### Provided records:

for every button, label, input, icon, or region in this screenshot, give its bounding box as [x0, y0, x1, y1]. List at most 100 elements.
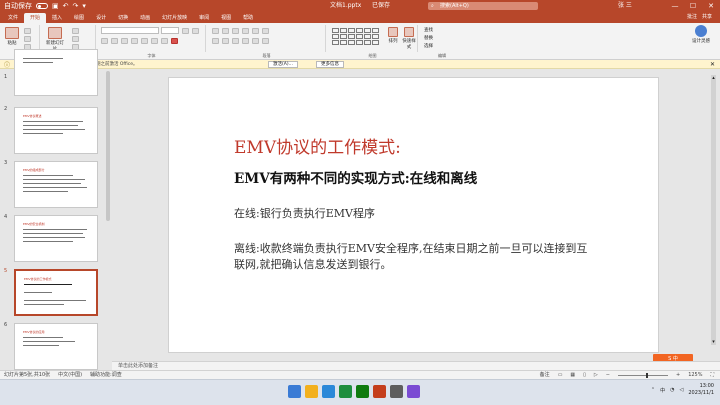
search-input[interactable]: ⌕ 搜索(Alt+Q): [428, 2, 538, 10]
grow-font-icon[interactable]: [182, 28, 189, 34]
slideshow-icon[interactable]: ▷: [594, 371, 598, 379]
language-indicator[interactable]: 中文(中国): [58, 371, 82, 379]
slide-paragraph-online[interactable]: 在线:银行负责执行EMV程序: [234, 205, 375, 221]
comment-button[interactable]: 批注: [687, 13, 697, 22]
copy-icon[interactable]: [24, 36, 31, 42]
save-icon[interactable]: ▣: [52, 0, 59, 12]
line-spacing-icon[interactable]: [252, 28, 259, 34]
autosave-toggle[interactable]: [36, 3, 48, 9]
underline-icon[interactable]: [121, 38, 128, 44]
zoom-slider[interactable]: [617, 372, 668, 378]
slide-thumbnail[interactable]: EMV的安全机制: [14, 215, 98, 262]
layout-icon[interactable]: [72, 28, 79, 34]
tab-home[interactable]: 开始: [24, 13, 47, 23]
align-center-icon[interactable]: [222, 38, 229, 44]
align-right-icon[interactable]: [232, 38, 239, 44]
customize-qat-icon[interactable]: ▾: [82, 0, 86, 12]
tray-arrow-icon[interactable]: ⌃: [651, 387, 655, 393]
scroll-up-icon[interactable]: ▴: [711, 75, 716, 81]
scroll-down-icon[interactable]: ▾: [711, 339, 716, 345]
reading-view-icon[interactable]: ▯: [583, 371, 586, 379]
designer-button[interactable]: 设计灵感: [690, 25, 712, 44]
close-button[interactable]: ✕: [702, 0, 720, 12]
find-button[interactable]: 查找: [424, 27, 433, 35]
select-button[interactable]: 选择: [424, 43, 433, 51]
user-name[interactable]: 张 三: [618, 0, 632, 12]
powerpoint-icon[interactable]: [373, 385, 386, 398]
slide-thumbnail[interactable]: [14, 49, 98, 96]
shadow-icon[interactable]: [141, 38, 148, 44]
redo-icon[interactable]: ↷: [73, 0, 79, 12]
slide-thumbnail-selected[interactable]: EMV协议的工作模式: [14, 269, 98, 316]
tab-view[interactable]: 视图: [215, 13, 237, 23]
start-icon[interactable]: [288, 385, 301, 398]
search-taskbar-icon[interactable]: [305, 385, 318, 398]
case-icon[interactable]: [161, 38, 168, 44]
clock[interactable]: 13:00 2023/11/1: [688, 383, 714, 397]
font-size-combo[interactable]: [161, 27, 179, 34]
file-explorer-icon[interactable]: [322, 385, 335, 398]
cut-icon[interactable]: [24, 28, 31, 34]
slide-canvas[interactable]: EMV协议的工作模式: EMV有两种不同的实现方式:在线和离线 在线:银行负责执…: [168, 77, 659, 353]
italic-icon[interactable]: [111, 38, 118, 44]
columns-icon[interactable]: [252, 38, 259, 44]
volume-icon[interactable]: ◁: [680, 387, 684, 393]
tab-draw[interactable]: 绘图: [68, 13, 90, 23]
zoom-in-icon[interactable]: +: [676, 371, 680, 379]
shapes-gallery[interactable]: [332, 28, 379, 45]
slide-thumbnail[interactable]: EMV协议概述: [14, 107, 98, 154]
slide-title[interactable]: EMV协议的工作模式:: [234, 133, 401, 158]
increase-indent-icon[interactable]: [242, 28, 249, 34]
undo-icon[interactable]: ↶: [63, 0, 69, 12]
settings-icon[interactable]: [390, 385, 403, 398]
spacing-icon[interactable]: [151, 38, 158, 44]
zoom-out-icon[interactable]: −: [606, 371, 610, 379]
zoom-level[interactable]: 125%: [688, 371, 702, 379]
normal-view-icon[interactable]: ▭: [558, 371, 563, 379]
accessibility-status[interactable]: 辅助功能:调查: [90, 371, 122, 379]
activate-button[interactable]: 激活(A)...: [268, 61, 298, 68]
tab-design[interactable]: 设计: [90, 13, 112, 23]
reset-icon[interactable]: [72, 36, 79, 42]
shrink-font-icon[interactable]: [192, 28, 199, 34]
more-info-button[interactable]: 更多信息: [316, 61, 344, 68]
sorter-view-icon[interactable]: ▦: [570, 371, 575, 379]
edge-icon[interactable]: [339, 385, 352, 398]
maximize-button[interactable]: ☐: [684, 0, 702, 12]
close-notification-button[interactable]: ✕: [710, 60, 715, 69]
smartart-icon[interactable]: [262, 38, 269, 44]
tab-insert[interactable]: 插入: [46, 13, 68, 23]
tab-file[interactable]: 文件: [2, 13, 24, 23]
tab-help[interactable]: 帮助: [237, 13, 259, 23]
notes-pane[interactable]: 单击此处添加备注: [112, 361, 720, 370]
numbering-icon[interactable]: [222, 28, 229, 34]
decrease-indent-icon[interactable]: [232, 28, 239, 34]
tab-review[interactable]: 审阅: [193, 13, 215, 23]
slide-paragraph-offline[interactable]: 离线:收款终端负责执行EMV安全程序,在结束日期之前一旦可以连接到互联网,就把确…: [234, 241, 594, 273]
quick-styles-button[interactable]: 快速样式: [401, 27, 417, 50]
justify-icon[interactable]: [242, 38, 249, 44]
thumbnail-scrollbar[interactable]: [106, 71, 110, 221]
slide-thumbnail[interactable]: EMV协议的应用: [14, 323, 98, 370]
paste-button[interactable]: 粘贴: [4, 27, 20, 46]
excel-icon[interactable]: [356, 385, 369, 398]
slide-subtitle[interactable]: EMV有两种不同的实现方式:在线和离线: [234, 167, 477, 187]
fit-slide-icon[interactable]: ⛶: [710, 371, 714, 379]
ime-lang[interactable]: 中: [660, 387, 665, 394]
app-icon[interactable]: [407, 385, 420, 398]
font-color-icon[interactable]: [171, 38, 178, 44]
align-left-icon[interactable]: [212, 38, 219, 44]
bullets-icon[interactable]: [212, 28, 219, 34]
replace-button[interactable]: 替换: [424, 35, 433, 43]
minimize-button[interactable]: —: [666, 0, 684, 12]
arrange-button[interactable]: 排列: [386, 27, 400, 44]
bold-icon[interactable]: [101, 38, 108, 44]
tab-transitions[interactable]: 切换: [112, 13, 134, 23]
tab-slideshow[interactable]: 幻灯片放映: [156, 13, 193, 23]
slide-thumbnail[interactable]: EMV的组成部分: [14, 161, 98, 208]
strikethrough-icon[interactable]: [131, 38, 138, 44]
editor-scrollbar[interactable]: ▴ ▾: [711, 75, 716, 345]
notes-toggle[interactable]: 备注: [540, 371, 550, 379]
wifi-icon[interactable]: ◔: [670, 387, 674, 393]
font-name-combo[interactable]: [101, 27, 159, 34]
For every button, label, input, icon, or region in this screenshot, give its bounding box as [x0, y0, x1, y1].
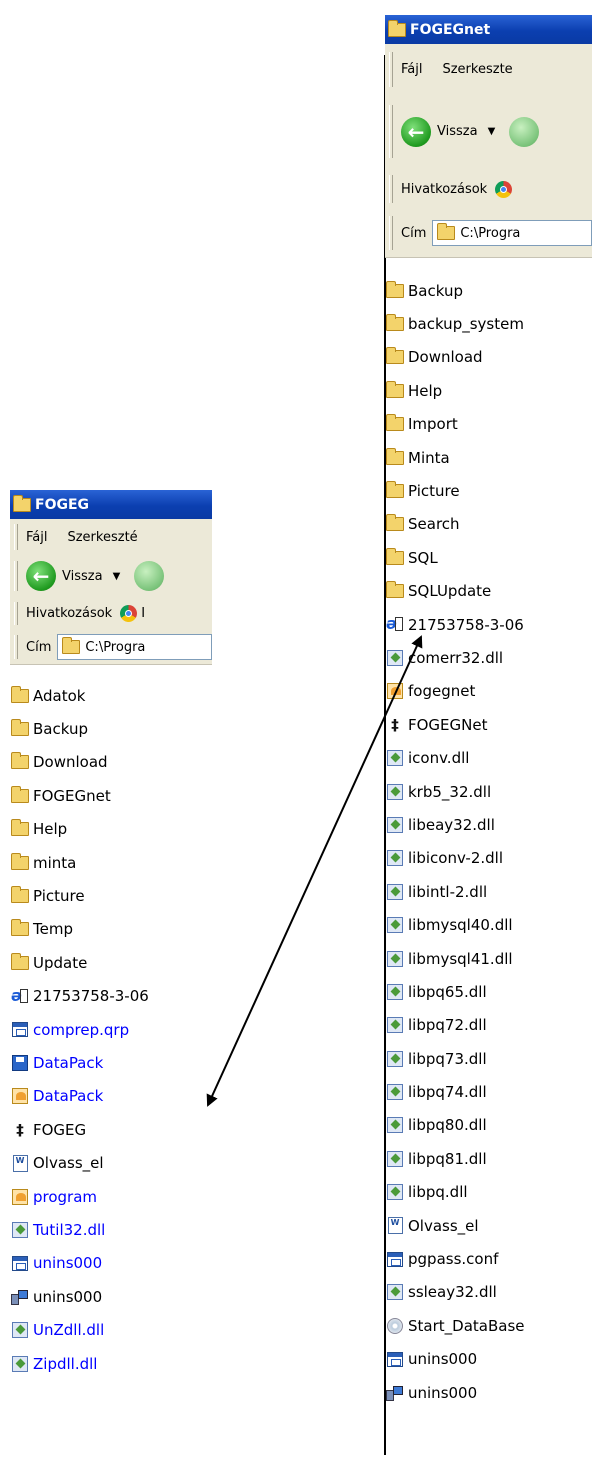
connector-arrow — [206, 635, 423, 1107]
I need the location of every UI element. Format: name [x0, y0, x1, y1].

### Aim:
Return everything from the line containing "search-input[interactable]: ⌕ 搜索(Alt+Q): [428, 2, 538, 10]" down to the line containing "language-indicator[interactable]: 中文(中国): [58, 371, 82, 379]", copying each of those lines character for character.

### Solution for this task:
search-input[interactable]: ⌕ 搜索(Alt+Q): [428, 2, 538, 10]
grow-font-icon[interactable]: [182, 28, 189, 34]
slideshow-icon[interactable]: ▷: [594, 371, 598, 379]
language-indicator[interactable]: 中文(中国): [58, 371, 82, 379]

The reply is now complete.